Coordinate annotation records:
___
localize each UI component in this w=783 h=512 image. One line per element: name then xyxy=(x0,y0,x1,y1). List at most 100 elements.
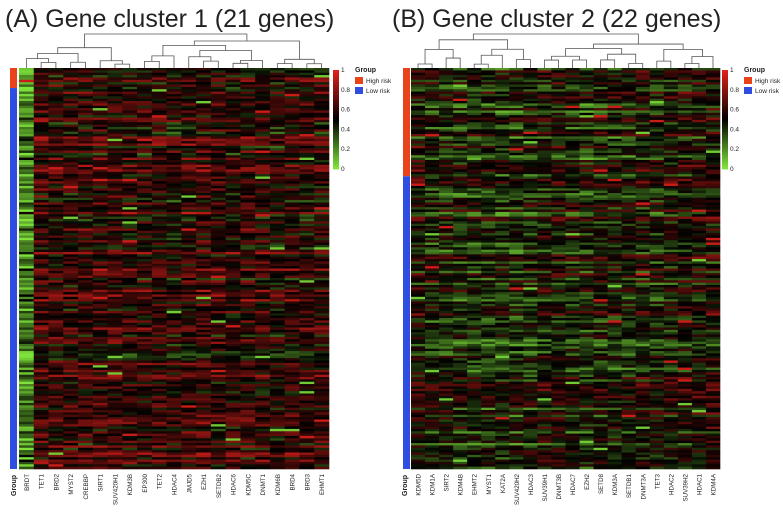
heatmap-cell xyxy=(225,306,241,309)
heatmap-cell xyxy=(467,148,482,151)
heatmap-cell xyxy=(48,412,64,416)
heatmap-cell xyxy=(425,343,440,347)
heatmap-cell xyxy=(63,315,79,319)
heatmap-cell xyxy=(63,414,79,418)
heatmap-cell xyxy=(269,459,286,463)
dendrogram-branch xyxy=(691,56,714,68)
heatmap-cell xyxy=(92,395,108,399)
heatmap-cell xyxy=(269,285,286,288)
heatmap-cell xyxy=(63,275,79,279)
heatmap-cell xyxy=(122,351,138,354)
heatmap-cell xyxy=(284,280,300,283)
heatmap-cell xyxy=(284,327,300,331)
heatmap-cell xyxy=(92,280,108,283)
heatmap-cell xyxy=(425,461,440,465)
heatmap-cell xyxy=(196,84,212,88)
heatmap-cell xyxy=(181,96,197,99)
heatmap-cell xyxy=(210,346,226,349)
heatmap-cell xyxy=(33,124,49,128)
heatmap-cell xyxy=(19,310,35,314)
heatmap-cell xyxy=(210,414,226,418)
heatmap-cell xyxy=(48,200,64,203)
heatmap-cell xyxy=(63,242,79,246)
heatmap-cell xyxy=(137,235,153,239)
legend-swatch xyxy=(355,77,363,84)
heatmap-cell xyxy=(92,263,108,267)
heatmap-cell xyxy=(453,242,468,246)
heatmap-cell xyxy=(240,447,256,451)
heatmap-cell xyxy=(166,322,182,326)
heatmap-cell xyxy=(210,211,226,215)
heatmap-cell xyxy=(314,339,330,342)
heatmap-cell xyxy=(299,214,315,217)
heatmap-cell xyxy=(63,351,79,354)
heatmap-cell xyxy=(314,343,330,347)
heatmap-cell xyxy=(284,93,300,97)
heatmap-cell xyxy=(453,296,468,300)
heatmap-cell xyxy=(92,72,108,76)
heatmap-cell xyxy=(196,294,212,298)
heatmap-cell xyxy=(439,181,454,184)
heatmap-cell xyxy=(196,327,212,331)
heatmap-cell xyxy=(196,235,212,239)
panel-a-colorbar: 10.80.60.40.20 xyxy=(333,67,350,173)
heatmap-cell xyxy=(425,372,440,375)
heatmap-cell xyxy=(255,282,271,286)
heatmap-cell xyxy=(166,124,182,128)
heatmap-cell xyxy=(196,285,212,288)
heatmap-cell xyxy=(269,334,286,338)
heatmap-cell xyxy=(78,237,94,241)
heatmap-cell xyxy=(48,355,64,359)
heatmap-cell xyxy=(495,365,510,368)
heatmap-cell xyxy=(495,157,510,161)
heatmap-cell xyxy=(19,315,35,319)
heatmap-cell xyxy=(137,244,153,248)
heatmap-cell xyxy=(225,294,241,298)
heatmap-cell xyxy=(151,183,167,187)
heatmap-cell xyxy=(425,362,440,366)
heatmap-cell xyxy=(299,464,315,467)
heatmap-cell xyxy=(137,122,153,125)
heatmap-cell xyxy=(166,164,182,168)
heatmap-cell xyxy=(63,410,79,413)
heatmap-cell xyxy=(107,348,123,352)
heatmap-cell xyxy=(269,308,286,312)
heatmap-cell xyxy=(151,216,167,220)
heatmap-cell xyxy=(166,400,182,404)
heatmap-cell xyxy=(137,162,153,166)
heatmap-cell xyxy=(225,372,241,375)
heatmap-cell xyxy=(453,131,468,135)
heatmap-cell xyxy=(92,157,108,161)
heatmap-cell xyxy=(48,292,64,295)
heatmap-cell xyxy=(33,435,49,439)
heatmap-cell xyxy=(509,270,524,274)
heatmap-cell xyxy=(107,379,123,383)
heatmap-cell xyxy=(425,466,440,470)
heatmap-cell xyxy=(314,431,330,434)
heatmap-cell xyxy=(33,438,49,441)
heatmap-cell xyxy=(453,440,468,444)
heatmap-cell xyxy=(240,185,256,189)
panel-a-group-bar xyxy=(10,68,17,470)
dendrogram-branch xyxy=(480,54,503,68)
heatmap-cell xyxy=(225,466,241,470)
heatmap-cell xyxy=(467,405,482,408)
heatmap-cell xyxy=(453,129,468,132)
heatmap-cell xyxy=(78,244,94,248)
heatmap-cell xyxy=(255,428,271,432)
heatmap-cell xyxy=(107,209,123,213)
heatmap-cell xyxy=(137,75,153,78)
heatmap-cell xyxy=(481,185,496,189)
heatmap-cell xyxy=(122,365,138,368)
gene-label: TET1 xyxy=(39,473,46,489)
heatmap-cell xyxy=(255,313,271,316)
heatmap-cell xyxy=(63,155,79,158)
heatmap-cell xyxy=(19,157,35,161)
heatmap-cell xyxy=(92,343,108,347)
heatmap-cell xyxy=(122,457,138,460)
heatmap-cell xyxy=(314,143,330,147)
heatmap-cell xyxy=(166,443,182,446)
heatmap-cell xyxy=(255,414,271,418)
heatmap-cell xyxy=(122,117,138,121)
heatmap-cell xyxy=(107,157,123,161)
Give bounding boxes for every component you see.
___
§ The task
Edit the rows above so that each "dendrogram-branch" becomes "cluster-branch", with nothing else changed. Leave the pictures out of the result.

§ Exercise result
localize each UI component in this w=783 h=512 image. One line per element: name then xyxy=(x0,y0,x1,y1). List at most 100 elements.
heatmap-cell xyxy=(225,306,241,309)
heatmap-cell xyxy=(467,148,482,151)
heatmap-cell xyxy=(48,412,64,416)
heatmap-cell xyxy=(425,343,440,347)
heatmap-cell xyxy=(63,315,79,319)
heatmap-cell xyxy=(63,414,79,418)
heatmap-cell xyxy=(269,459,286,463)
cluster-branch xyxy=(691,56,714,68)
heatmap-cell xyxy=(92,395,108,399)
heatmap-cell xyxy=(269,285,286,288)
heatmap-cell xyxy=(63,275,79,279)
heatmap-cell xyxy=(122,351,138,354)
heatmap-cell xyxy=(284,280,300,283)
heatmap-cell xyxy=(284,327,300,331)
heatmap-cell xyxy=(92,280,108,283)
heatmap-cell xyxy=(425,461,440,465)
heatmap-cell xyxy=(196,84,212,88)
heatmap-cell xyxy=(181,96,197,99)
heatmap-cell xyxy=(210,346,226,349)
heatmap-cell xyxy=(33,124,49,128)
heatmap-cell xyxy=(19,310,35,314)
heatmap-cell xyxy=(210,414,226,418)
heatmap-cell xyxy=(48,200,64,203)
heatmap-cell xyxy=(63,242,79,246)
heatmap-cell xyxy=(137,235,153,239)
legend-swatch xyxy=(355,77,363,84)
heatmap-cell xyxy=(92,263,108,267)
heatmap-cell xyxy=(453,242,468,246)
heatmap-cell xyxy=(240,447,256,451)
heatmap-cell xyxy=(166,322,182,326)
heatmap-cell xyxy=(210,211,226,215)
heatmap-cell xyxy=(314,339,330,342)
heatmap-cell xyxy=(299,214,315,217)
heatmap-cell xyxy=(63,351,79,354)
heatmap-cell xyxy=(314,343,330,347)
heatmap-cell xyxy=(284,93,300,97)
heatmap-cell xyxy=(453,296,468,300)
heatmap-cell xyxy=(92,72,108,76)
heatmap-cell xyxy=(196,294,212,298)
heatmap-cell xyxy=(439,181,454,184)
heatmap-cell xyxy=(196,327,212,331)
heatmap-cell xyxy=(196,235,212,239)
panel-a-colorbar: 10.80.60.40.20 xyxy=(333,67,350,173)
heatmap-cell xyxy=(425,372,440,375)
heatmap-cell xyxy=(255,282,271,286)
heatmap-cell xyxy=(166,124,182,128)
heatmap-cell xyxy=(196,285,212,288)
heatmap-cell xyxy=(269,334,286,338)
heatmap-cell xyxy=(78,237,94,241)
heatmap-cell xyxy=(48,355,64,359)
heatmap-cell xyxy=(495,365,510,368)
heatmap-cell xyxy=(495,157,510,161)
heatmap-cell xyxy=(19,315,35,319)
heatmap-cell xyxy=(137,244,153,248)
heatmap-cell xyxy=(225,294,241,298)
heatmap-cell xyxy=(151,183,167,187)
heatmap-cell xyxy=(425,362,440,366)
heatmap-cell xyxy=(299,464,315,467)
heatmap-cell xyxy=(137,122,153,125)
heatmap-cell xyxy=(166,164,182,168)
heatmap-cell xyxy=(63,410,79,413)
heatmap-cell xyxy=(107,348,123,352)
heatmap-cell xyxy=(269,308,286,312)
heatmap-cell xyxy=(151,216,167,220)
heatmap-cell xyxy=(166,400,182,404)
heatmap-cell xyxy=(137,162,153,166)
heatmap-cell xyxy=(225,372,241,375)
heatmap-cell xyxy=(453,131,468,135)
heatmap-cell xyxy=(92,157,108,161)
heatmap-cell xyxy=(48,292,64,295)
heatmap-cell xyxy=(33,435,49,439)
heatmap-cell xyxy=(509,270,524,274)
heatmap-cell xyxy=(107,379,123,383)
heatmap-cell xyxy=(425,466,440,470)
heatmap-cell xyxy=(314,431,330,434)
heatmap-cell xyxy=(33,438,49,441)
heatmap-cell xyxy=(453,440,468,444)
heatmap-cell xyxy=(240,185,256,189)
panel-a-group-bar xyxy=(10,68,17,470)
cluster-branch xyxy=(480,54,503,68)
heatmap-cell xyxy=(225,466,241,470)
heatmap-cell xyxy=(467,405,482,408)
heatmap-cell xyxy=(453,129,468,132)
heatmap-cell xyxy=(78,244,94,248)
heatmap-cell xyxy=(255,428,271,432)
heatmap-cell xyxy=(107,209,123,213)
heatmap-cell xyxy=(137,75,153,78)
heatmap-cell xyxy=(481,185,496,189)
heatmap-cell xyxy=(122,365,138,368)
gene-label: TET1 xyxy=(39,473,46,489)
heatmap-cell xyxy=(255,313,271,316)
heatmap-cell xyxy=(63,155,79,158)
heatmap-cell xyxy=(19,157,35,161)
heatmap-cell xyxy=(92,343,108,347)
heatmap-cell xyxy=(122,457,138,460)
heatmap-cell xyxy=(314,143,330,147)
heatmap-cell xyxy=(166,443,182,446)
heatmap-cell xyxy=(255,414,271,418)
heatmap-cell xyxy=(122,117,138,121)
heatmap-cell xyxy=(107,157,123,161)
Give bounding boxes for every component you see.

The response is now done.